>> Start Supplied records

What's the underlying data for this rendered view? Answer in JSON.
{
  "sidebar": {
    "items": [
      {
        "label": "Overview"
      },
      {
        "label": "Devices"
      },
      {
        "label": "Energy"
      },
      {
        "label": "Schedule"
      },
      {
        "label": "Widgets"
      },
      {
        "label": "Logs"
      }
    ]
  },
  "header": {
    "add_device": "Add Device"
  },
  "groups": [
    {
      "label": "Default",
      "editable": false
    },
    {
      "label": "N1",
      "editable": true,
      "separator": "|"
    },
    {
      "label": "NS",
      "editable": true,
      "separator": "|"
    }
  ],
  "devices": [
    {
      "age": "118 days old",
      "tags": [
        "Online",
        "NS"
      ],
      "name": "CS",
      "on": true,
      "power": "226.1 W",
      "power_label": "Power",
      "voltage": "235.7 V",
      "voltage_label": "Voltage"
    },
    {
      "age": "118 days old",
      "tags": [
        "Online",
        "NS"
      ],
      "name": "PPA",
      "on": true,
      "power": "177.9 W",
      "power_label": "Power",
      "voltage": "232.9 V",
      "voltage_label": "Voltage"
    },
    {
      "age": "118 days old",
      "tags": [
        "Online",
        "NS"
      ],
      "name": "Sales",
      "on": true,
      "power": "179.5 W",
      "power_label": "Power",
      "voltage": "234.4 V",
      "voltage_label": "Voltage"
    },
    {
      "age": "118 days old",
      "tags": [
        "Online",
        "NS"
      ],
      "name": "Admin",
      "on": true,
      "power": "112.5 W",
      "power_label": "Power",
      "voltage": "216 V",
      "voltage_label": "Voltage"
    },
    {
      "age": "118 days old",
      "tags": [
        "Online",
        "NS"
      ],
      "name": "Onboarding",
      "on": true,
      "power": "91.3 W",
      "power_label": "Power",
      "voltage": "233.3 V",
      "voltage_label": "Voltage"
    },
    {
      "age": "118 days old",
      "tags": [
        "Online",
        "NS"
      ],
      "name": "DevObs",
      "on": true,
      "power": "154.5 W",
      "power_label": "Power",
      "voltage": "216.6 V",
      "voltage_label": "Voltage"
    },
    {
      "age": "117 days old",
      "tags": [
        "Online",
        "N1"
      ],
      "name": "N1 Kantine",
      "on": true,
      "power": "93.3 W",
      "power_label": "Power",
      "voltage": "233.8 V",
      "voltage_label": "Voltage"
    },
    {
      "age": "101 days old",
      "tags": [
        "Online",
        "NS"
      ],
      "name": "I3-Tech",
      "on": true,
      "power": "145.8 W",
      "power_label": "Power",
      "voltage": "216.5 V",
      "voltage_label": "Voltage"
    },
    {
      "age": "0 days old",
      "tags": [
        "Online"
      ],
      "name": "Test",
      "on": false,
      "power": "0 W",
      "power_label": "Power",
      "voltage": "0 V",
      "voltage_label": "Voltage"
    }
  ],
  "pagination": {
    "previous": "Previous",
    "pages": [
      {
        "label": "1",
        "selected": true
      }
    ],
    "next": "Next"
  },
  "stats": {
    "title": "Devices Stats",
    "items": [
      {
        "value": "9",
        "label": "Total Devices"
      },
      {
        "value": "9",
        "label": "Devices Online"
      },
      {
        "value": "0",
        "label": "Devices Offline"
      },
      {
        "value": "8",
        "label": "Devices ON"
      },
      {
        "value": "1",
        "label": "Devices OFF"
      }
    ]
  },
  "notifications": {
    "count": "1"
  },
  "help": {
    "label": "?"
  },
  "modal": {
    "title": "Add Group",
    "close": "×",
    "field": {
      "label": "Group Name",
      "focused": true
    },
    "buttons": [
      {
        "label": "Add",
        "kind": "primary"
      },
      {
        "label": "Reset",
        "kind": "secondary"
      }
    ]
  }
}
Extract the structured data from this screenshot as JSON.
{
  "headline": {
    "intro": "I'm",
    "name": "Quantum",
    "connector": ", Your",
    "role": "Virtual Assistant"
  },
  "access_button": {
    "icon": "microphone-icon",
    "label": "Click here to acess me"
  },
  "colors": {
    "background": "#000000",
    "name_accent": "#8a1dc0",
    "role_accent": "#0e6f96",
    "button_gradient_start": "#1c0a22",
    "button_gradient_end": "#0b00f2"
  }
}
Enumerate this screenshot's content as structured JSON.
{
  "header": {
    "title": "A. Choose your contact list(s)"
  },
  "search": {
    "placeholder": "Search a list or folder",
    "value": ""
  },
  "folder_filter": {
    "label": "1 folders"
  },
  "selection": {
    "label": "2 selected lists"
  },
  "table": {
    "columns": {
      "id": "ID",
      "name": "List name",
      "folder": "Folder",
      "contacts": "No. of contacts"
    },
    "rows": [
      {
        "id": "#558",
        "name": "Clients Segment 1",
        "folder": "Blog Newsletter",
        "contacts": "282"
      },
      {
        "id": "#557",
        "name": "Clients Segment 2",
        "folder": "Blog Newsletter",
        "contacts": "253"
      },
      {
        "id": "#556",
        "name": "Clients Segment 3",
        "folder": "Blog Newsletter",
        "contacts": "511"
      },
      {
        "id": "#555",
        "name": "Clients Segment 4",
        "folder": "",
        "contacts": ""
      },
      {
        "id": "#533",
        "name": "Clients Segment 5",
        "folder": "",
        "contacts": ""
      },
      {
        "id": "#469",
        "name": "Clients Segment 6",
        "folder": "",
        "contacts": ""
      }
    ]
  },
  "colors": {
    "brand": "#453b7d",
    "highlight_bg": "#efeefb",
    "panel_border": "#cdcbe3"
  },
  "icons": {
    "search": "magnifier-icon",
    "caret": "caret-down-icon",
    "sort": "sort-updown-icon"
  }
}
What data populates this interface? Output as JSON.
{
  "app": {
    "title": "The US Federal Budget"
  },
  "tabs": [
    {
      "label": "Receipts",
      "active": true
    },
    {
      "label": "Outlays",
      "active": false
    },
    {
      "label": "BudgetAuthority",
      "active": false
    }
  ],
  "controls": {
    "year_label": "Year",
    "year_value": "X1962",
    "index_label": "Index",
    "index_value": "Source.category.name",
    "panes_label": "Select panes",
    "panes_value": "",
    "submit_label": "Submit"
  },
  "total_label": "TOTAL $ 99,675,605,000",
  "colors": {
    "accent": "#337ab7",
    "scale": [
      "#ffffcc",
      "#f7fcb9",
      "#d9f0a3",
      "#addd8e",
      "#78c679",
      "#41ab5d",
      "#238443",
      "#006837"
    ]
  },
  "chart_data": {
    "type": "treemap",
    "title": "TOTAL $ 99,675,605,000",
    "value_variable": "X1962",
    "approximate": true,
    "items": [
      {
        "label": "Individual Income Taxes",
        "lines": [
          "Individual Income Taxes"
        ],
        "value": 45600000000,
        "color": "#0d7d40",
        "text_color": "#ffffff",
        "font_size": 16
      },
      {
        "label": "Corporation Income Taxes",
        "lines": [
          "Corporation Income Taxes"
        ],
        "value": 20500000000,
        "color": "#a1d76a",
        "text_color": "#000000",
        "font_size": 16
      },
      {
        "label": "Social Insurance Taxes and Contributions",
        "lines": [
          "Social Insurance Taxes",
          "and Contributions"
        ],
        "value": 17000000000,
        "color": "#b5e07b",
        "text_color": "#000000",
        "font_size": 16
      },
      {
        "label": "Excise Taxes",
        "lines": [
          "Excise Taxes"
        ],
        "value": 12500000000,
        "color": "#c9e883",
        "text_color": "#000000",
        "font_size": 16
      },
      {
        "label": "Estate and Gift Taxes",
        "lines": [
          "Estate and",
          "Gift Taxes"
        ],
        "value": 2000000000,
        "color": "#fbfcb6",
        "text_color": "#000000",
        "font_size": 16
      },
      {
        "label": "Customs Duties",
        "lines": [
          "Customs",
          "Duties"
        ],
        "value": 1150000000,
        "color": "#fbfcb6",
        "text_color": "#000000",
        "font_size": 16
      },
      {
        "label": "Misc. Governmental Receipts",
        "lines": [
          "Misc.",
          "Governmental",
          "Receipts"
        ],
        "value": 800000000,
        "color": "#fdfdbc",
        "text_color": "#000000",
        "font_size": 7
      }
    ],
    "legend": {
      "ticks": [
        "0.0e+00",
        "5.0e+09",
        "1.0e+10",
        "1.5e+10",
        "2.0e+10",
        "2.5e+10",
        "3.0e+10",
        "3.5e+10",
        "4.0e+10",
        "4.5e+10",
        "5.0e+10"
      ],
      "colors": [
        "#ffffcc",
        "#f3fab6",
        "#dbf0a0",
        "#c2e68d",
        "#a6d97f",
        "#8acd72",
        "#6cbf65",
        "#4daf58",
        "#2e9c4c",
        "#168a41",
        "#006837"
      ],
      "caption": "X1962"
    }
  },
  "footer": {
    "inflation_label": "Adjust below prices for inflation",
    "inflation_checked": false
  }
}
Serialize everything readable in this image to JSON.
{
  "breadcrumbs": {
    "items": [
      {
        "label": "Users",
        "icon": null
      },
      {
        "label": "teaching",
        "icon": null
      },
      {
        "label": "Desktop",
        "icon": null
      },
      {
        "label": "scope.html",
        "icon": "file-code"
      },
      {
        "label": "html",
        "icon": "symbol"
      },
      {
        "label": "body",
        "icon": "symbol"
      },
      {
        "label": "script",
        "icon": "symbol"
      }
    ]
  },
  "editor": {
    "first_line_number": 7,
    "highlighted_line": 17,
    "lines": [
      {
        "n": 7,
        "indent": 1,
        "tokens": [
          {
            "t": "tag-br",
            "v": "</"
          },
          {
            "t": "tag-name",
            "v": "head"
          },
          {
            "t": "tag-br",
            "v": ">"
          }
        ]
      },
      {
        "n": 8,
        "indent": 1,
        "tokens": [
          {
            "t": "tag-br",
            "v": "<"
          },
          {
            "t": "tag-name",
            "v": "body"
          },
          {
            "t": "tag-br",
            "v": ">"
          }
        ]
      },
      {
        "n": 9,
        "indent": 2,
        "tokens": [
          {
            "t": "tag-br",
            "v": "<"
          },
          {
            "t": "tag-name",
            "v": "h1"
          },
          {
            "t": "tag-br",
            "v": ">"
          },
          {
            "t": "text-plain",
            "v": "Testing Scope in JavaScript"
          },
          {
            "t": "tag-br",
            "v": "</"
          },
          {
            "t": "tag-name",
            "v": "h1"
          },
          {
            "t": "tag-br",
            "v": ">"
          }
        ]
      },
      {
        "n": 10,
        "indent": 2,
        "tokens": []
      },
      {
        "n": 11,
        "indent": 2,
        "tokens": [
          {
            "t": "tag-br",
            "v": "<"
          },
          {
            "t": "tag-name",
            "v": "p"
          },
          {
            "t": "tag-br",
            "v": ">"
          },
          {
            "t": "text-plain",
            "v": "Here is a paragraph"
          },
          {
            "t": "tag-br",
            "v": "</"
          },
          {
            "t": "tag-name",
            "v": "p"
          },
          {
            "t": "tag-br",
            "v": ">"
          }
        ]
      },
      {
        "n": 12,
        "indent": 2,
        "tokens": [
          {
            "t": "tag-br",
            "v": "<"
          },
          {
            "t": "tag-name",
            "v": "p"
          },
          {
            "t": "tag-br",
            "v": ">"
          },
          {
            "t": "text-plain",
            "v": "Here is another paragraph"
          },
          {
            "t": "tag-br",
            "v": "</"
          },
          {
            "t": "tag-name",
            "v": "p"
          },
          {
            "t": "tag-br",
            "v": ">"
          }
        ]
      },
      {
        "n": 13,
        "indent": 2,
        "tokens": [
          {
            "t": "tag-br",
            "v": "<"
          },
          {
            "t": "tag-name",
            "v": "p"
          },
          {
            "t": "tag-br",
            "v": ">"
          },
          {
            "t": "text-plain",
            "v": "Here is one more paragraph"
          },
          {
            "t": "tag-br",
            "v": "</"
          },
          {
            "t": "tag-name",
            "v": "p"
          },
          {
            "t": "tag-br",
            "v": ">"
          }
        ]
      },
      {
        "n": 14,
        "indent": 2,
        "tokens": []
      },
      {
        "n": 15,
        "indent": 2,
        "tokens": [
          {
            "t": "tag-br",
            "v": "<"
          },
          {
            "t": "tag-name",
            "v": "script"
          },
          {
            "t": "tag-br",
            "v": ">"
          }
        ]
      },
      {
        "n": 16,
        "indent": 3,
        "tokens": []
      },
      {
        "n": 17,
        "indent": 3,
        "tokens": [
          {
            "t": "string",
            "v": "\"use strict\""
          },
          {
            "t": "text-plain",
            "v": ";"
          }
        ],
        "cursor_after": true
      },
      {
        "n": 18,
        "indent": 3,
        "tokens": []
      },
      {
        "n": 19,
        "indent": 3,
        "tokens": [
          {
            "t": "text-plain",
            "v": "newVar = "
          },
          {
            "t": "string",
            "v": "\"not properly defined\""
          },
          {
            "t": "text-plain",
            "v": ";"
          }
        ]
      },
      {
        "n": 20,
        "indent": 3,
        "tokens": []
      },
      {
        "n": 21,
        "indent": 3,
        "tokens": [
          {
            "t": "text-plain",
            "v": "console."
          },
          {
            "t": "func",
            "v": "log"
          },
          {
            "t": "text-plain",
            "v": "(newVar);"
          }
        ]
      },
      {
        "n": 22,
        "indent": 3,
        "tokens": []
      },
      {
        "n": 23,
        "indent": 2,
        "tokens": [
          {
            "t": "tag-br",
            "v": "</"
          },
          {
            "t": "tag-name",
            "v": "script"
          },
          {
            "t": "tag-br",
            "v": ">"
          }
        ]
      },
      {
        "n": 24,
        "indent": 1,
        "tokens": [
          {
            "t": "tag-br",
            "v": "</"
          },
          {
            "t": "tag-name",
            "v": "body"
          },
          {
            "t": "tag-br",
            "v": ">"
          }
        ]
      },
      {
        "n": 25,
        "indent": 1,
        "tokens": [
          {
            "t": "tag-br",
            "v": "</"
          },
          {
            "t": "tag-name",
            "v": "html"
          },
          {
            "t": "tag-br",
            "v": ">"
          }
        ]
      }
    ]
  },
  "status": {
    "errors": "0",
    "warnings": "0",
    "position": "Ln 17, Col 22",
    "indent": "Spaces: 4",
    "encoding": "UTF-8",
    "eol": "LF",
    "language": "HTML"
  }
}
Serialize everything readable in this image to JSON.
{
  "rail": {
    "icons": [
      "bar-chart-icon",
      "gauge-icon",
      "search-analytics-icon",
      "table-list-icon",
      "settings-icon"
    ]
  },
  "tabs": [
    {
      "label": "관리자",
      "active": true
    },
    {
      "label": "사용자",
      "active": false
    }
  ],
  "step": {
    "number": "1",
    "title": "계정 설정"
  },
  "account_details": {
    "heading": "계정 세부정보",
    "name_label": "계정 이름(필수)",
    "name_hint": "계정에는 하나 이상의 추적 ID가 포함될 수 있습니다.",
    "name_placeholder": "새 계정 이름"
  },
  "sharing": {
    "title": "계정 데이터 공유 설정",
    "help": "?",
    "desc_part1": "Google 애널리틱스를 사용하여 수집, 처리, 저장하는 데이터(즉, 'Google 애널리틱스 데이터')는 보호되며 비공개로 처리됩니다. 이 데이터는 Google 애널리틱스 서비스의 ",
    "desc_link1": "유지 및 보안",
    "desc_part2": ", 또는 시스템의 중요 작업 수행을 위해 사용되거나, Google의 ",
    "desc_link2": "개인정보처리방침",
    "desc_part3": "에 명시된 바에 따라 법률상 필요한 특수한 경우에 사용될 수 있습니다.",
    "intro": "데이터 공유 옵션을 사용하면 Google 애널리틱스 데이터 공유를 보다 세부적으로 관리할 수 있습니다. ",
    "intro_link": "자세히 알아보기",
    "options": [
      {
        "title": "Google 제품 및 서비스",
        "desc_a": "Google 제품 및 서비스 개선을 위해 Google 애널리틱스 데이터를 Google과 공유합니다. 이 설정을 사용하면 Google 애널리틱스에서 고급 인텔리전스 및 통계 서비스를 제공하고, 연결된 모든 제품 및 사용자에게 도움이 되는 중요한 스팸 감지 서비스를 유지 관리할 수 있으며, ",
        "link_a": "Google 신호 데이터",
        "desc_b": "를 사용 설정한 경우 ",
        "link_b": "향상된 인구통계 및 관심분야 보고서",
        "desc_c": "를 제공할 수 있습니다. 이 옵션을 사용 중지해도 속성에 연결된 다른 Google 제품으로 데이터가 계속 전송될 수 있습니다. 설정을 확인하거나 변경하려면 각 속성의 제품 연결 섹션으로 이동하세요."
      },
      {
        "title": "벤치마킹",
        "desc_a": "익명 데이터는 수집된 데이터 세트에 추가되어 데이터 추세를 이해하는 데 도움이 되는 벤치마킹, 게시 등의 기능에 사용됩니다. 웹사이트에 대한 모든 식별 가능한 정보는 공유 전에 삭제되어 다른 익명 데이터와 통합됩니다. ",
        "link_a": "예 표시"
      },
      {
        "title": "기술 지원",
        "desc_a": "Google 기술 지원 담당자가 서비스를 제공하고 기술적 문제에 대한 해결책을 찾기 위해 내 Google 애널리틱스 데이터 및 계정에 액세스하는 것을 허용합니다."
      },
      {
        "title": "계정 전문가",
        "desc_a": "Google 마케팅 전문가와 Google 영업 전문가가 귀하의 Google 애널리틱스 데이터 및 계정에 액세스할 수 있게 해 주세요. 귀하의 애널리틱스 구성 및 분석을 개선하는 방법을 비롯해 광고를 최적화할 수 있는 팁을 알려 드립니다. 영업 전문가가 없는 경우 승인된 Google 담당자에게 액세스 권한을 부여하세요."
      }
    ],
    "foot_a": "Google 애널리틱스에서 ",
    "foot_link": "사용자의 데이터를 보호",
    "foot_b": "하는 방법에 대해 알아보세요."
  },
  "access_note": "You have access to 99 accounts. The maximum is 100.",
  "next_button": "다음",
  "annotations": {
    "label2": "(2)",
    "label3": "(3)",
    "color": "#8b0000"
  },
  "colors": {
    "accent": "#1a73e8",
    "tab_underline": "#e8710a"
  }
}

>> End Supplied records

■ The problem ■
Copy each line of the records containing the string "제공하고".

■ Correct response ■
        "desc_a": "Google 제품 및 서비스 개선을 위해 Google 애널리틱스 데이터를 Google과 공유합니다. 이 설정을 사용하면 Google 애널리틱스에서 고급 인텔리전스 및 통계 서비스를 제공하고, 연결된 모든 제품 및 사용자에게 도움이 되는 중요한 스팸 감지 서비스를 유지 관리할 수 있으며, ",
        "desc_a": "Google 기술 지원 담당자가 서비스를 제공하고 기술적 문제에 대한 해결책을 찾기 위해 내 Google 애널리틱스 데이터 및 계정에 액세스하는 것을 허용합니다."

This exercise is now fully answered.